* **Tâches à réaliser**
#1 D'après l'extrait sur les écoles historiques, en quoi consiste la véritable fonction des historiens de l'école philosophique ?
#2 Résumez en deux phrases l'extrait sur les écoles historiques.
#3 Reproduisez fidèlement, dans l'extrait sur les écoles historiques, le passage qui va de « Tandis que l’école » jusqu'à « se sont déroulés. ».

* **Extrait à lire**
════════
Tandis que l’école pittoresque se prend de préférence aux mœurs, aux passions, aux circonstances distinctives, aux détails caractéristiques qui peuvent illustrer la narration, les historiens de l’école philosophique se proposent, non plus de raconter et de peindre, mais de rechercher les lois du monde moral auxquelles se rattachent les événements historiques. Ils commencent sans doute par étudier les faits ; mais ce n’est là pour eux qu’un travail préparatoire, et leur véritable fonction consiste à grouper ces faits, à les ordonner selon les vues de la raison humaine, à rétablir dans ses grandes lignes le plan général d’après lequel ils se sont déroulés.
════════
(Entrées de position des éléments)
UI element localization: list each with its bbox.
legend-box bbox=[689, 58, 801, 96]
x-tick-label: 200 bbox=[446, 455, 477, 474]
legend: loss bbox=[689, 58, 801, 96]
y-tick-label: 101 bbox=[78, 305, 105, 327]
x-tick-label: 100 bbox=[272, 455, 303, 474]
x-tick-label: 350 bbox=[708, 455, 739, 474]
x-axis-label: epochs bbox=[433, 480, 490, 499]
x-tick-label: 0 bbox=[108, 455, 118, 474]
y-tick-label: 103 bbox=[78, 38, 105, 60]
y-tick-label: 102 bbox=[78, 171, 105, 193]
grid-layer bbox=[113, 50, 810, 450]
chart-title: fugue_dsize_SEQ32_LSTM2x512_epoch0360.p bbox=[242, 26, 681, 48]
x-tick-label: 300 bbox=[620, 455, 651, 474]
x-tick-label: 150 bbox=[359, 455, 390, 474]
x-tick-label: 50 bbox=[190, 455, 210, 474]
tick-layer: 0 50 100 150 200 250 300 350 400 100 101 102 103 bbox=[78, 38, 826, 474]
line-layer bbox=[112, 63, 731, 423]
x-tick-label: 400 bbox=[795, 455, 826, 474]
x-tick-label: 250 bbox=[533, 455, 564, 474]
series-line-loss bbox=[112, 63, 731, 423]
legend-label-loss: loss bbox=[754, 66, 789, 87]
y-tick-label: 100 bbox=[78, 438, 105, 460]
════════
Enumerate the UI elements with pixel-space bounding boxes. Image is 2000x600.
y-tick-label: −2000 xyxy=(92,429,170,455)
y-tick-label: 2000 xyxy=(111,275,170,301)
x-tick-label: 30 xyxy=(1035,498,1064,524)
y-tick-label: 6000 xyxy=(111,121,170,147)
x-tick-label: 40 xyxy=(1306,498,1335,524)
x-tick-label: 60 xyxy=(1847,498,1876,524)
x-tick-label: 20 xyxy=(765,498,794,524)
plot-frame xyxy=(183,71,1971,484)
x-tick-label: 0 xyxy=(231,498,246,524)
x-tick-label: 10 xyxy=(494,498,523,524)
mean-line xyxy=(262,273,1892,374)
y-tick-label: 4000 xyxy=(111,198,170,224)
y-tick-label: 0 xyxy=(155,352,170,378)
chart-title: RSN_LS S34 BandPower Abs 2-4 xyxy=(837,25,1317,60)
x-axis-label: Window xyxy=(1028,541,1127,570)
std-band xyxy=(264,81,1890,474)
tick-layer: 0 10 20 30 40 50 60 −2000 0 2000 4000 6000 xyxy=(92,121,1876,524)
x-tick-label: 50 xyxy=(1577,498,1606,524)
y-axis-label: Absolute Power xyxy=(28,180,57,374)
════════
* **Résultats par tâche**
#1 Elle consiste à grouper les faits, à les ordonner selon les vues de la raison humaine et à rétablir dans ses grandes lignes le plan général d'après lequel ils se sont déroulés.

#2 L'école pittoresque s'attache de préférence aux mœurs, aux passions, aux circonstances distinctives et aux détails caractéristiques qui peuvent illustrer la narration. Les historiens de l'école philosophique recherchent plutôt les lois du monde moral auxquelles se rattachent les événements historiques : l'étude des faits n'est pour eux qu'un travail préparatoire, après lequel ils les groupent et les ordonnent pour rétablir le plan général de leur déroulement.

#3
Tandis que l’école pittoresque se prend de préférence aux mœurs, aux passions, aux circonstances distinctives, aux détails caractéristiques qui peuvent illustrer la narration, les historiens de l’école philosophique se proposent, non plus de raconter et de peindre, mais de rechercher les lois du monde moral auxquelles se rattachent les événements historiques. Ils commencent sans doute par étudier les faits ; mais ce n’est là pour eux qu’un travail préparatoire, et leur véritable fonction consiste à grouper ces faits, à les ordonner selon les vues de la raison humaine, à rétablir dans ses grandes lignes le plan général d’après lequel ils se sont déroulés.